--- Start ENTRIES SHOWN ---

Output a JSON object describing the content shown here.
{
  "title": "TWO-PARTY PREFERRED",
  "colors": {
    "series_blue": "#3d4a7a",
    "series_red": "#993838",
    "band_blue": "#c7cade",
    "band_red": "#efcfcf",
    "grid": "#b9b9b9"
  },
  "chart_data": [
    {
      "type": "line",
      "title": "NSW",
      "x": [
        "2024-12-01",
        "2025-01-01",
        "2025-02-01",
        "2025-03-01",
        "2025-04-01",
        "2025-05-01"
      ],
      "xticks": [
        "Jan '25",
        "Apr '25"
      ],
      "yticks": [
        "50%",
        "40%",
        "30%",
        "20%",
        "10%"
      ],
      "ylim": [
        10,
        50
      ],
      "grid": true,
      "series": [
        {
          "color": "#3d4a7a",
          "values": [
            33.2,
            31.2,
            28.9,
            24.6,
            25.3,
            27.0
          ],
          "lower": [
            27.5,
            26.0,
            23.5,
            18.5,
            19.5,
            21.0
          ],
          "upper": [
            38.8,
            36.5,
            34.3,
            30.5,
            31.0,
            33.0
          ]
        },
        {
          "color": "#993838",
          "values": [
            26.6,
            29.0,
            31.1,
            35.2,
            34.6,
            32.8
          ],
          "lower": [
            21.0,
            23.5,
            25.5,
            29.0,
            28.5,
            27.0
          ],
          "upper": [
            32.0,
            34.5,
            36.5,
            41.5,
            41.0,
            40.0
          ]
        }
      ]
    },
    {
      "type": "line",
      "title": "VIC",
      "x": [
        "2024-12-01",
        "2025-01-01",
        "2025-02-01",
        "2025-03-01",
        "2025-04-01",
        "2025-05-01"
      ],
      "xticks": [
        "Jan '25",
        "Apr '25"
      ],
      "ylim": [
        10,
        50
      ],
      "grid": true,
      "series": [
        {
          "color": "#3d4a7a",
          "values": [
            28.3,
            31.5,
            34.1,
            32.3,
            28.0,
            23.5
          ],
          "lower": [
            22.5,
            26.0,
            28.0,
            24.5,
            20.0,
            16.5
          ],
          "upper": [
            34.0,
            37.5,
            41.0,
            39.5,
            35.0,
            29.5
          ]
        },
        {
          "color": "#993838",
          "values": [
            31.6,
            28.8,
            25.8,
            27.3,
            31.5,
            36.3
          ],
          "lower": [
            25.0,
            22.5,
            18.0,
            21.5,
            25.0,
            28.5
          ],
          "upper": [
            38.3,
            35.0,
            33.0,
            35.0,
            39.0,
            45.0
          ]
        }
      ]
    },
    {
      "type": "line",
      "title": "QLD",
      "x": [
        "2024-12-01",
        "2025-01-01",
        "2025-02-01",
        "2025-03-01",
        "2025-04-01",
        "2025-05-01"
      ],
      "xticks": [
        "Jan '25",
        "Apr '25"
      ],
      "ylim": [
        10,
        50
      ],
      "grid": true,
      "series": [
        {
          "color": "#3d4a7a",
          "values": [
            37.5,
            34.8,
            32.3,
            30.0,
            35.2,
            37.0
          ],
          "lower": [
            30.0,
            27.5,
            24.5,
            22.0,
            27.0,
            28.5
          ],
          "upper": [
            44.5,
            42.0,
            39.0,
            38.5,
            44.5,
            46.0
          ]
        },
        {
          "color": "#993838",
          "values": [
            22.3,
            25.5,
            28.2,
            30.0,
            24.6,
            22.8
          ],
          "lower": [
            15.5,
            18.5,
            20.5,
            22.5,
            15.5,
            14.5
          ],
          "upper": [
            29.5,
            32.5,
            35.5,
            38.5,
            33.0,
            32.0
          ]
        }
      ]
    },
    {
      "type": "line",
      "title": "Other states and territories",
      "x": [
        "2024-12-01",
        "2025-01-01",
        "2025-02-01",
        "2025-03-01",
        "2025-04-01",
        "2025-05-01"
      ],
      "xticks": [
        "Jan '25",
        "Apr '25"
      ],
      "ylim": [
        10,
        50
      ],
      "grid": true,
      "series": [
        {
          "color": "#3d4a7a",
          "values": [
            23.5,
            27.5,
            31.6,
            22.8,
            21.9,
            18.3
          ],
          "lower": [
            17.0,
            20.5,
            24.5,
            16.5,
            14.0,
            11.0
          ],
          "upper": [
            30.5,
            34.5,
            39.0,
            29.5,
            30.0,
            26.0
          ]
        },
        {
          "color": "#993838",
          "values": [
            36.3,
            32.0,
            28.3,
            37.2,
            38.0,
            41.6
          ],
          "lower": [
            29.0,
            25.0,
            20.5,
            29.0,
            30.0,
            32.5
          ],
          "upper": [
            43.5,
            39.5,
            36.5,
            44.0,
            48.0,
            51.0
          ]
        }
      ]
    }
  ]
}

--- End ENTRIES SHOWN ---

WHAT YOU NEED TO DO »
Collect the lines that hold "title".

ANSWER BELOW »
  "title": "TWO-PARTY PREFERRED",
      "title": "NSW",
      "title": "VIC",
      "title": "QLD",
      "title": "Other states and territories",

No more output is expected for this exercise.